┌────────

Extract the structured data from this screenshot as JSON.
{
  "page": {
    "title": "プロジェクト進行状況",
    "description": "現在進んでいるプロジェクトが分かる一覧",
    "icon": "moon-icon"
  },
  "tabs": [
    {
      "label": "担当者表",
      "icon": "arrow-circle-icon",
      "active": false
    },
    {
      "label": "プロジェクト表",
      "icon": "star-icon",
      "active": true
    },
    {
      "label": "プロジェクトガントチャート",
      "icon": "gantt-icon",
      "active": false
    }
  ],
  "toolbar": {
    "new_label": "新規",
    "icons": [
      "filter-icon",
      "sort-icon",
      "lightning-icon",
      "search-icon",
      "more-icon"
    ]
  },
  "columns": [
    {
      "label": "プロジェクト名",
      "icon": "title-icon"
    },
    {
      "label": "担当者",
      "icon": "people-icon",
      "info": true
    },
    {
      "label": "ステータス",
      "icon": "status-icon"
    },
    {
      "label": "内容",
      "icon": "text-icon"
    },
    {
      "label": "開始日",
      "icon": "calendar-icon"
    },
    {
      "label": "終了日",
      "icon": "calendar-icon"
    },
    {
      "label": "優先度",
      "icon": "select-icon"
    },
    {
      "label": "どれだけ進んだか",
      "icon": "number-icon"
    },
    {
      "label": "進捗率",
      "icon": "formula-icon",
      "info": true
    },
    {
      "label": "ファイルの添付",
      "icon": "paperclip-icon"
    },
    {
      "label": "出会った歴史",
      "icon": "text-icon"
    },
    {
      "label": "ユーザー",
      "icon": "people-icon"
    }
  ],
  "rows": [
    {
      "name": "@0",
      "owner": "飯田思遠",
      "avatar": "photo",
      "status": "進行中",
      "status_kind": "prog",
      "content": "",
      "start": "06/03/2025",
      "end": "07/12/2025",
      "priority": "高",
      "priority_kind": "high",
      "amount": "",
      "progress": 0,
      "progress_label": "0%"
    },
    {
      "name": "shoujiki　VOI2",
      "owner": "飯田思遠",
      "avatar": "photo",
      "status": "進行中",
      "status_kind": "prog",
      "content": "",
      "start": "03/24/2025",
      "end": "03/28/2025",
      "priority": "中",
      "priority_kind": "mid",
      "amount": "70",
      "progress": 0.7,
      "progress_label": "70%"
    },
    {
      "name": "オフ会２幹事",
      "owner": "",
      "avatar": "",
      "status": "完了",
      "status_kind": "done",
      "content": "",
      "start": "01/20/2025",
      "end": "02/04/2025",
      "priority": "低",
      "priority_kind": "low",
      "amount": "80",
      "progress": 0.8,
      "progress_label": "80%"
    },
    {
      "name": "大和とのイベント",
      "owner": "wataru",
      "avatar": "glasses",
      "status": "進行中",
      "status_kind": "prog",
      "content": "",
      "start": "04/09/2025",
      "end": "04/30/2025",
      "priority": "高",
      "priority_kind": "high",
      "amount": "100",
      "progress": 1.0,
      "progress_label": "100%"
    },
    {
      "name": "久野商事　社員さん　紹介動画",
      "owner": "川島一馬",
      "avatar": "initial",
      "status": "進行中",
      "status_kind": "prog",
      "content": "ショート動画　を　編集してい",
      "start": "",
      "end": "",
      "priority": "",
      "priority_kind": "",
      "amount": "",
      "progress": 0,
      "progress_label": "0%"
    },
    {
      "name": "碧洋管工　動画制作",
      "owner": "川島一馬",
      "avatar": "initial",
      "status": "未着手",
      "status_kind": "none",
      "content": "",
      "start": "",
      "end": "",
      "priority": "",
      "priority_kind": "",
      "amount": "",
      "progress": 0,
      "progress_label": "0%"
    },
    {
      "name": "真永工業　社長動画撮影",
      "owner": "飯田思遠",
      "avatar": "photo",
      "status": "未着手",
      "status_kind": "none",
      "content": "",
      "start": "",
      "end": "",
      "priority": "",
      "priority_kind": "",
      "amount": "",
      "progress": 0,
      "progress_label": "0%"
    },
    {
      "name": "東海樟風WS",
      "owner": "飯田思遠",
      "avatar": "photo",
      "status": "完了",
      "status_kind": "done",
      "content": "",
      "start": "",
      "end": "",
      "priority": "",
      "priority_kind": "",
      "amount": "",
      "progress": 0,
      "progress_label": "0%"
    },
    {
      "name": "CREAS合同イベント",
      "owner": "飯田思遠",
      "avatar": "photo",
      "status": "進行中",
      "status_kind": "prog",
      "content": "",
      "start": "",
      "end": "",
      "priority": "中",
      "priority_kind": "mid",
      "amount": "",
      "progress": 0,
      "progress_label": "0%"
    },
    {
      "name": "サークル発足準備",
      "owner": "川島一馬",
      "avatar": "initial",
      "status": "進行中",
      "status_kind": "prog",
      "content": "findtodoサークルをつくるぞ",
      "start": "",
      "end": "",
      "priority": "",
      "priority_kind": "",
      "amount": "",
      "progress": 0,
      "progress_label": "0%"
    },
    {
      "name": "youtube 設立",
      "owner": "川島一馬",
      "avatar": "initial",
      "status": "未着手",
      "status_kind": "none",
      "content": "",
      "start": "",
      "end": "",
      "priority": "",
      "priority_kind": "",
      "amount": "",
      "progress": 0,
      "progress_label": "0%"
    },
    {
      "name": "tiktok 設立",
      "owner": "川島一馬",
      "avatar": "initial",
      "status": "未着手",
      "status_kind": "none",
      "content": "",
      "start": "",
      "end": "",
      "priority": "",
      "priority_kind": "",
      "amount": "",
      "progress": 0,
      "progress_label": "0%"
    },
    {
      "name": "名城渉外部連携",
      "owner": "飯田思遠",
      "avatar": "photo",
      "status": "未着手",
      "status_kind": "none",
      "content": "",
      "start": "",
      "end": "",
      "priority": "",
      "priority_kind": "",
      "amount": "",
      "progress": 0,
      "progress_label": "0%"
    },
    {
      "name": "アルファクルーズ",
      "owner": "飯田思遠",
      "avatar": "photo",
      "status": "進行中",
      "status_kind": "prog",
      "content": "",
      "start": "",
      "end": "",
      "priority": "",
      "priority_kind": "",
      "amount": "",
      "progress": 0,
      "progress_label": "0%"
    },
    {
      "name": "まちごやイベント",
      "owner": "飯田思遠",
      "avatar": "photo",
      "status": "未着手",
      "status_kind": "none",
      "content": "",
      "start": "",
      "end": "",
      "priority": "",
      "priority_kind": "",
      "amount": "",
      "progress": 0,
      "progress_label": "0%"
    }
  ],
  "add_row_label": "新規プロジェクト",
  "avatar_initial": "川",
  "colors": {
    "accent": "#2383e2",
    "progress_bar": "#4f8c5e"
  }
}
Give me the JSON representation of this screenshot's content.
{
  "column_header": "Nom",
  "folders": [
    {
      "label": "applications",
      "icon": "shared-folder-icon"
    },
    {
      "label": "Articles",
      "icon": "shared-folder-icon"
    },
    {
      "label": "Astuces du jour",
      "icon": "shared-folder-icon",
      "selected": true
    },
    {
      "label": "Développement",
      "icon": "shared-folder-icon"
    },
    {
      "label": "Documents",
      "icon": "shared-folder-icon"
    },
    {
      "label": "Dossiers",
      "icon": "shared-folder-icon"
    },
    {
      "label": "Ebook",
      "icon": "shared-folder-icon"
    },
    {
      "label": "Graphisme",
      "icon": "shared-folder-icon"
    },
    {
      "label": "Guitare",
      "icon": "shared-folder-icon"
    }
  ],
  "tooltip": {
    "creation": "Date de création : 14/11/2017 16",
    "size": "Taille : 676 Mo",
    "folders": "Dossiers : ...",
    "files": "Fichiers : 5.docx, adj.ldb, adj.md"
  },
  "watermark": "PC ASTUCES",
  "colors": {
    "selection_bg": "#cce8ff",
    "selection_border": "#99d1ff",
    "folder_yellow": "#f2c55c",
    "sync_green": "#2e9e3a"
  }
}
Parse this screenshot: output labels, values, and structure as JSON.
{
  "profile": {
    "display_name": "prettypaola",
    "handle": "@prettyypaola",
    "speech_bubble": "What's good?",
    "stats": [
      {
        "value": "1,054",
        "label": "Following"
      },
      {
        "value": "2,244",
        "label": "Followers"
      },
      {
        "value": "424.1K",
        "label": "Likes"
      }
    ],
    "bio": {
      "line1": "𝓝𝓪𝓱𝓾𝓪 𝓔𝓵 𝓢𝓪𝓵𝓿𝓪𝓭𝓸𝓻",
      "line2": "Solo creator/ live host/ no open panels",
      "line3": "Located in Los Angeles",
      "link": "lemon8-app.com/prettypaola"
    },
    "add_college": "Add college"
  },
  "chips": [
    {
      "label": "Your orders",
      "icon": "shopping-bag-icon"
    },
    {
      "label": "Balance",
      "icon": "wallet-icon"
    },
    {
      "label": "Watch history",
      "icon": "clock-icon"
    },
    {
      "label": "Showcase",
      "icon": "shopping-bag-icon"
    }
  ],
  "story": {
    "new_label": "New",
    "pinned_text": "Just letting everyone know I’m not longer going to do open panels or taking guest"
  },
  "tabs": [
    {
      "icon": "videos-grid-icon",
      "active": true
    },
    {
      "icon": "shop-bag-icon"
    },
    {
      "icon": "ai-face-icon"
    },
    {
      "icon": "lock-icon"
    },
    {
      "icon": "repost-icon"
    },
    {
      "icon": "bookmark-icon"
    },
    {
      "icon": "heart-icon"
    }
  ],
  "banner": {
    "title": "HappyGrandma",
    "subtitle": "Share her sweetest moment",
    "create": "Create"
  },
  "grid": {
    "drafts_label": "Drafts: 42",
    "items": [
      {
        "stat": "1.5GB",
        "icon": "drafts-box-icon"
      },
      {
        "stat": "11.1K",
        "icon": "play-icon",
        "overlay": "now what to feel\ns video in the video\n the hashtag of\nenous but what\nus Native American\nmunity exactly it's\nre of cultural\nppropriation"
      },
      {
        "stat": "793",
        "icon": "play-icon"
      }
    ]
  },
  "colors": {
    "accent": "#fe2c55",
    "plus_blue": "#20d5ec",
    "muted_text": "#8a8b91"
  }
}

└────────

Collect each line containing the string "prettypaola".

_COMPLETED TASK_.
    "display_name": "prettypaola",
      "link": "lemon8-app.com/prettypaola"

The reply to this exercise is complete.